GOAL >> Return the count of lines that mention "SUMMARY", with no other words.

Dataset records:
.....

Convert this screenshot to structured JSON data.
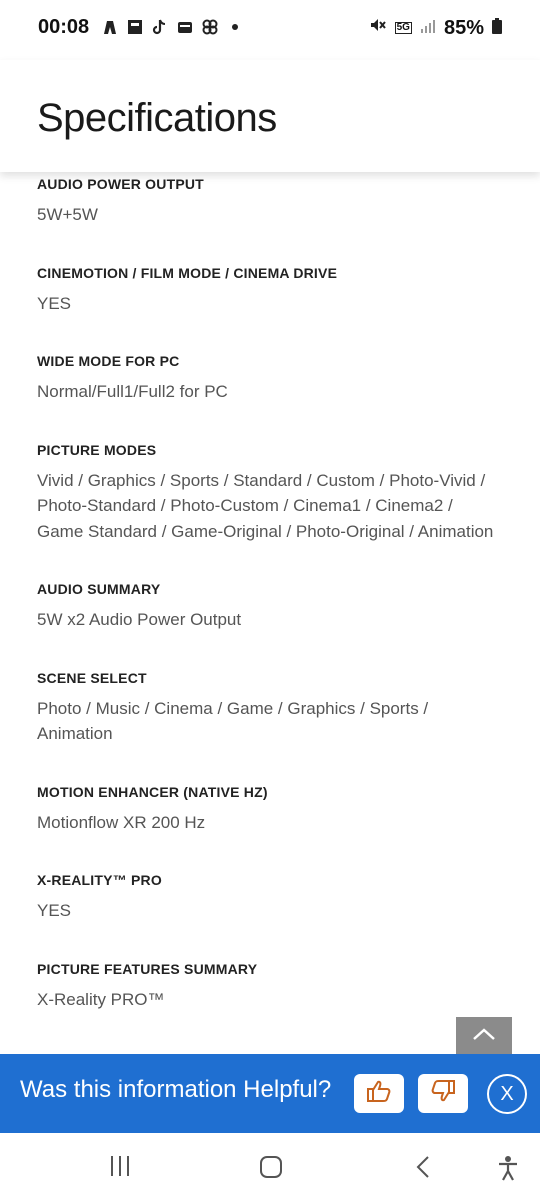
{
  "status_bar": {
    "time": "00:08",
    "battery_percent": "85%",
    "network_label": "5G"
  },
  "header": {
    "title": "Specifications"
  },
  "specs": [
    {
      "label": "AUDIO POWER OUTPUT",
      "value": "5W+5W"
    },
    {
      "label": "CINEMOTION / FILM MODE / CINEMA DRIVE",
      "value": "YES"
    },
    {
      "label": "WIDE MODE FOR PC",
      "value": "Normal/Full1/Full2 for PC"
    },
    {
      "label": "PICTURE MODES",
      "value": "Vivid / Graphics / Sports / Standard / Custom / Photo-Vivid / Photo-Standard / Photo-Custom / Cinema1 / Cinema2 / Game Standard / Game-Original / Photo-Original / Animation"
    },
    {
      "label": "AUDIO SUMMARY",
      "value": "5W x2 Audio Power Output"
    },
    {
      "label": "SCENE SELECT",
      "value": "Photo / Music / Cinema / Game / Graphics / Sports / Animation"
    },
    {
      "label": "MOTION ENHANCER (NATIVE HZ)",
      "value": "Motionflow XR 200 Hz"
    },
    {
      "label": "X-REALITY™ PRO",
      "value": "YES"
    },
    {
      "label": "PICTURE FEATURES SUMMARY",
      "value": "X-Reality PRO™"
    }
  ],
  "feedback": {
    "question": "Was this information Helpful?",
    "close_label": "X"
  },
  "colors": {
    "feedback_bg": "#1f6fd1",
    "icon_accent": "#c8641e"
  }
}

.....

COMPLETE ANSWER >> 2